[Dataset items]
┌──
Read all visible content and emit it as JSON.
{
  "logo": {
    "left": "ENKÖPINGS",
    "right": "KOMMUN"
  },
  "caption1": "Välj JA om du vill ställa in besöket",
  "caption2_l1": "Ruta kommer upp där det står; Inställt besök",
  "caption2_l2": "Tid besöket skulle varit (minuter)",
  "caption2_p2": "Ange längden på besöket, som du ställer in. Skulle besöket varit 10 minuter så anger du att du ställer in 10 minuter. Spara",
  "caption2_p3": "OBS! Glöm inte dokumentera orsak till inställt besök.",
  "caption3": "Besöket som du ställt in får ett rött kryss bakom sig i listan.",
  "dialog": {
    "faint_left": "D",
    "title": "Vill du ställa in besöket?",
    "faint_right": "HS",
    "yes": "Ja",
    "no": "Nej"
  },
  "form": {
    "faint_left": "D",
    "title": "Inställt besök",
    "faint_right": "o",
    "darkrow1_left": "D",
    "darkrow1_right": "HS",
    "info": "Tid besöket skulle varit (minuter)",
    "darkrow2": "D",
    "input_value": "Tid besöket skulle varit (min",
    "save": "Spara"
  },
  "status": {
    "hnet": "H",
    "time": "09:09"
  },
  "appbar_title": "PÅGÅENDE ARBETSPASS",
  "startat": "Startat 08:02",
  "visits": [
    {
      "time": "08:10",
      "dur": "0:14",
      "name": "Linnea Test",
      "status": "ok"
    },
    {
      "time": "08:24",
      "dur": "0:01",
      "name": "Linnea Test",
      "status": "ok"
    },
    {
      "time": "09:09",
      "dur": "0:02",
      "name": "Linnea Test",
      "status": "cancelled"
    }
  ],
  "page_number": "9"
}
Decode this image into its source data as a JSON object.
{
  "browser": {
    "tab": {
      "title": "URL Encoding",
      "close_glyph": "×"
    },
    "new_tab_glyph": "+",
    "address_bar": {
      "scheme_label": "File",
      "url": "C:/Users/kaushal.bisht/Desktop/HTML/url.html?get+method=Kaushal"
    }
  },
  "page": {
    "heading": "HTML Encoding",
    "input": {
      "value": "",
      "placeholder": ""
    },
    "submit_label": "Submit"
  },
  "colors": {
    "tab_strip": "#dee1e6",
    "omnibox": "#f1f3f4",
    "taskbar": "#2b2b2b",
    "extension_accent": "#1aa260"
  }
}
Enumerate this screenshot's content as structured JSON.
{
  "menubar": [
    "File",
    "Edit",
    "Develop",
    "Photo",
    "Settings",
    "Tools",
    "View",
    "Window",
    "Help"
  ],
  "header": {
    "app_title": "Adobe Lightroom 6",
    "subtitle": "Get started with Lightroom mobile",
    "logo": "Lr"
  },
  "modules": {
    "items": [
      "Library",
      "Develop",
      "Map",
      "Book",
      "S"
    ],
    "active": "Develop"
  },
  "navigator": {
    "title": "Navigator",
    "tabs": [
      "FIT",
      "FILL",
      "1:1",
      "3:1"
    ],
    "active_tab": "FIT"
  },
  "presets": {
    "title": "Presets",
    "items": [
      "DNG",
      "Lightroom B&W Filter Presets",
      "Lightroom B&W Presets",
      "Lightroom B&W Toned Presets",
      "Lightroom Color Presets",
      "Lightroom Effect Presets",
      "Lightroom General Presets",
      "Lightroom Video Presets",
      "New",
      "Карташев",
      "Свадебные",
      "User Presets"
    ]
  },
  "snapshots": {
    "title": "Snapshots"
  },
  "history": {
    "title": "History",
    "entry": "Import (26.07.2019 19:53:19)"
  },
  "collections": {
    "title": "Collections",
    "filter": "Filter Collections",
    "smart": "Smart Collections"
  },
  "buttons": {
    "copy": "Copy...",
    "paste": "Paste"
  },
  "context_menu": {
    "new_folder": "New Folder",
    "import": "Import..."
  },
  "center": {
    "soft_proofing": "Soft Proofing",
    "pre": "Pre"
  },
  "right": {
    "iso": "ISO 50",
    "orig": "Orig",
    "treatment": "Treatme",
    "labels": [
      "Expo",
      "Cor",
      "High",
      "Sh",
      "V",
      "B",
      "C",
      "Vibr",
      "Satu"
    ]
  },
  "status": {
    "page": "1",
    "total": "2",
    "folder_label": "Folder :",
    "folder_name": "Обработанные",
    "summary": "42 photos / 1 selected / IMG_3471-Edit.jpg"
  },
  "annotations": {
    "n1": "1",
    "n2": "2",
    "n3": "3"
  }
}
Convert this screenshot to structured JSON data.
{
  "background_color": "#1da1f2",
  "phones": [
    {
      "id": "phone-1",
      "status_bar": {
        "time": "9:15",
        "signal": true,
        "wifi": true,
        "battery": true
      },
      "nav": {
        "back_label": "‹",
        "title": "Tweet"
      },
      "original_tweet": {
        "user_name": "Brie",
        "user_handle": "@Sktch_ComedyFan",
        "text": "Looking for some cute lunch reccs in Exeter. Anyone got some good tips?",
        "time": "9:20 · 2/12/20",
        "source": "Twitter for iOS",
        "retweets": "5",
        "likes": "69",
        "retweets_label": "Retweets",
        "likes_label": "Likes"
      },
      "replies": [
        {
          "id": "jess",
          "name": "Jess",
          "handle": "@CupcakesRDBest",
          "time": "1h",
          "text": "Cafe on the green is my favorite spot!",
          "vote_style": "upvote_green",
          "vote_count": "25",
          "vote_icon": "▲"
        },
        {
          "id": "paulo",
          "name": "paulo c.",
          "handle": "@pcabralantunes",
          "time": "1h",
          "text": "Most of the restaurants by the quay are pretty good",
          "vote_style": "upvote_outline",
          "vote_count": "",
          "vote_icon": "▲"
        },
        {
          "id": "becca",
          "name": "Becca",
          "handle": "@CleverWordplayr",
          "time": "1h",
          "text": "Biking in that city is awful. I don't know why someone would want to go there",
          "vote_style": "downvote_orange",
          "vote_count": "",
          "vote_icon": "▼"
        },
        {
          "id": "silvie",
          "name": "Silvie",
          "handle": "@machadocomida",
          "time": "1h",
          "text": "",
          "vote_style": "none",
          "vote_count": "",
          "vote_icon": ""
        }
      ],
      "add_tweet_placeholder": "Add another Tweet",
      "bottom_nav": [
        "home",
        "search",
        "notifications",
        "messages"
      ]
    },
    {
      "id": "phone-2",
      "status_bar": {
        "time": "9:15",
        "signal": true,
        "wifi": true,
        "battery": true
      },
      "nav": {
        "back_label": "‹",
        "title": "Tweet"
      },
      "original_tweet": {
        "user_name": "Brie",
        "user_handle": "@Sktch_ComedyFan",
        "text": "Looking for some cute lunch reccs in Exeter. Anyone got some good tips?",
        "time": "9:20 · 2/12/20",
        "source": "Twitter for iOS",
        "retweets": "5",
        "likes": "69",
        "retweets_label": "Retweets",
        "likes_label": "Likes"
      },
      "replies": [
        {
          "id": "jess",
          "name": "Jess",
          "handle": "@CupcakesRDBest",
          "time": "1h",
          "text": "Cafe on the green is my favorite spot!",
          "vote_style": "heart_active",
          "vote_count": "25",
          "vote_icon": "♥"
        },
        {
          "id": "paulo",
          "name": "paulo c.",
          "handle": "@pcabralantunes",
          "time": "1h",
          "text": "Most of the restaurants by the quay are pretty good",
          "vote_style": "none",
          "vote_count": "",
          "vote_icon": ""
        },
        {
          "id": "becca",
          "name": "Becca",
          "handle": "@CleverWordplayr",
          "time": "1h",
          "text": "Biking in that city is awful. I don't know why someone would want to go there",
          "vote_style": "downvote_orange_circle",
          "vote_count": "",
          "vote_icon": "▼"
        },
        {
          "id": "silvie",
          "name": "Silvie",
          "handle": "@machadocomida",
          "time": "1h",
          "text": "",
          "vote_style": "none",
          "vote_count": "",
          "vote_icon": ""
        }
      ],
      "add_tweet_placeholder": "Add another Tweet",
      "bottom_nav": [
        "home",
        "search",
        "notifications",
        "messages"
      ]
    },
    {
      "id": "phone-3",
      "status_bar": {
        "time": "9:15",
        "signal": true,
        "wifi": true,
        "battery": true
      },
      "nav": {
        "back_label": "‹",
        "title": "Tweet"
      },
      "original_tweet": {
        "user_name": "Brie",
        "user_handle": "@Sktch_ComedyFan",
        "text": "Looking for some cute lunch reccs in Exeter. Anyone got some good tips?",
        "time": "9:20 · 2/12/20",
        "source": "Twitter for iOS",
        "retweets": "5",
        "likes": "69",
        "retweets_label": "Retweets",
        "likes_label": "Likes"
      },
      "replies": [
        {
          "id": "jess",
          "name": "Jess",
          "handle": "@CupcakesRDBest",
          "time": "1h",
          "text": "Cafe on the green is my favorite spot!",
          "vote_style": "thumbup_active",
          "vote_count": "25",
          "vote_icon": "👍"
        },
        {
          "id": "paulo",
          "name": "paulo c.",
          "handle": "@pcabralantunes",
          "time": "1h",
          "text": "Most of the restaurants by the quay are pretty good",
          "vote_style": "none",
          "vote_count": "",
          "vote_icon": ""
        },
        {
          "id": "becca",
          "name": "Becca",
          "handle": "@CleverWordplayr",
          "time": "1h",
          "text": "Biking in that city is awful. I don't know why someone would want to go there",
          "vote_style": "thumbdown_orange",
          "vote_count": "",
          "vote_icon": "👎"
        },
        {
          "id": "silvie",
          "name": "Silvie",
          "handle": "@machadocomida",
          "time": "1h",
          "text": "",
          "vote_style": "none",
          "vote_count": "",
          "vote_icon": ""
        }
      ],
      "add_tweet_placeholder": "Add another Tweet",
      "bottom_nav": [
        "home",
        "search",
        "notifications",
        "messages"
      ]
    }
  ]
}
└──
• Written task: List each line in the listing that contains the string "Filter".

• Exercise result:
      "Lightroom B&W Filter Presets",
    "filter": "Filter Collections",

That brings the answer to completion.